* Rows
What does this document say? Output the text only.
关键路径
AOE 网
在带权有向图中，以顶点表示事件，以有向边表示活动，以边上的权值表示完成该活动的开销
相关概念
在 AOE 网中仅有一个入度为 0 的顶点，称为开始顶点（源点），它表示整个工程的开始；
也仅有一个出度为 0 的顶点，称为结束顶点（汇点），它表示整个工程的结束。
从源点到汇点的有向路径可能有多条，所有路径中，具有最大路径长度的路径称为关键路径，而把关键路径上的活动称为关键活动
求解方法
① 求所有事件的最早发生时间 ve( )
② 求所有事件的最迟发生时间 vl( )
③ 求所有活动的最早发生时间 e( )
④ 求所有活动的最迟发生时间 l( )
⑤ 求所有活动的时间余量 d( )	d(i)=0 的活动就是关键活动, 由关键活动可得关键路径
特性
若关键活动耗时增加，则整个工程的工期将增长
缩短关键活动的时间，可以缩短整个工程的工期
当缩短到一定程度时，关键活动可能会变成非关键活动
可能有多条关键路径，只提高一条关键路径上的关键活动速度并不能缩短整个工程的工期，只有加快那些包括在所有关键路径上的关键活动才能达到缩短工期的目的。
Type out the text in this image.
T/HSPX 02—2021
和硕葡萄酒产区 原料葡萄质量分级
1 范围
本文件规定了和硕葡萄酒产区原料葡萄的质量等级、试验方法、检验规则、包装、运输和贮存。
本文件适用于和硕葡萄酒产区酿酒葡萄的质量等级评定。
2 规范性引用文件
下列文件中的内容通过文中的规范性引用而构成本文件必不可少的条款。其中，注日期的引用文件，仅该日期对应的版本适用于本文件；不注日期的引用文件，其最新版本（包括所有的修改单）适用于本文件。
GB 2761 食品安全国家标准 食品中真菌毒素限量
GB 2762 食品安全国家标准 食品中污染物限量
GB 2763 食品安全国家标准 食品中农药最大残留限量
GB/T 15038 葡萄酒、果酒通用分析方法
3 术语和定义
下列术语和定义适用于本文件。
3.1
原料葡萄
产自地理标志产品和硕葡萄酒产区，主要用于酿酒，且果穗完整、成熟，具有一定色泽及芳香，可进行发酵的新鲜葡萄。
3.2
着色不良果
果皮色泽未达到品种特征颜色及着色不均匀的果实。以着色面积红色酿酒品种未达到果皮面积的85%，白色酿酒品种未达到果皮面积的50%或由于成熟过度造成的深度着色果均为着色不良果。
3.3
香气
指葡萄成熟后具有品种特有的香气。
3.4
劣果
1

* Problem requirements
Everything in the listing above should be restated exactly.

* Result of the task
What does this document say? Output the text only.
关键路径
AOE 网
在带权有向图中，以顶点表示事件，以有向边表示活动，以边上的权值表示完成该活动的开销
相关概念
在 AOE 网中仅有一个入度为 0 的顶点，称为开始顶点（源点），它表示整个工程的开始；
也仅有一个出度为 0 的顶点，称为结束顶点（汇点），它表示整个工程的结束。
从源点到汇点的有向路径可能有多条，所有路径中，具有最大路径长度的路径称为关键路径，而把关键路径上的活动称为关键活动
求解方法
① 求所有事件的最早发生时间 ve( )
② 求所有事件的最迟发生时间 vl( )
③ 求所有活动的最早发生时间 e( )
④ 求所有活动的最迟发生时间 l( )
⑤ 求所有活动的时间余量 d( )	d(i)=0 的活动就是关键活动, 由关键活动可得关键路径
特性
若关键活动耗时增加，则整个工程的工期将增长
缩短关键活动的时间，可以缩短整个工程的工期
当缩短到一定程度时，关键活动可能会变成非关键活动
可能有多条关键路径，只提高一条关键路径上的关键活动速度并不能缩短整个工程的工期，只有加快那些包括在所有关键路径上的关键活动才能达到缩短工期的目的。
Type out the text in this image.
T/HSPX 02—2021
和硕葡萄酒产区 原料葡萄质量分级
1 范围
本文件规定了和硕葡萄酒产区原料葡萄的质量等级、试验方法、检验规则、包装、运输和贮存。
本文件适用于和硕葡萄酒产区酿酒葡萄的质量等级评定。
2 规范性引用文件
下列文件中的内容通过文中的规范性引用而构成本文件必不可少的条款。其中，注日期的引用文件，仅该日期对应的版本适用于本文件；不注日期的引用文件，其最新版本（包括所有的修改单）适用于本文件。
GB 2761 食品安全国家标准 食品中真菌毒素限量
GB 2762 食品安全国家标准 食品中污染物限量
GB 2763 食品安全国家标准 食品中农药最大残留限量
GB/T 15038 葡萄酒、果酒通用分析方法
3 术语和定义
下列术语和定义适用于本文件。
3.1
原料葡萄
产自地理标志产品和硕葡萄酒产区，主要用于酿酒，且果穗完整、成熟，具有一定色泽及芳香，可进行发酵的新鲜葡萄。
3.2
着色不良果
果皮色泽未达到品种特征颜色及着色不均匀的果实。以着色面积红色酿酒品种未达到果皮面积的85%，白色酿酒品种未达到果皮面积的50%或由于成熟过度造成的深度着色果均为着色不良果。
3.3
香气
指葡萄成熟后具有品种特有的香气。
3.4
劣果
1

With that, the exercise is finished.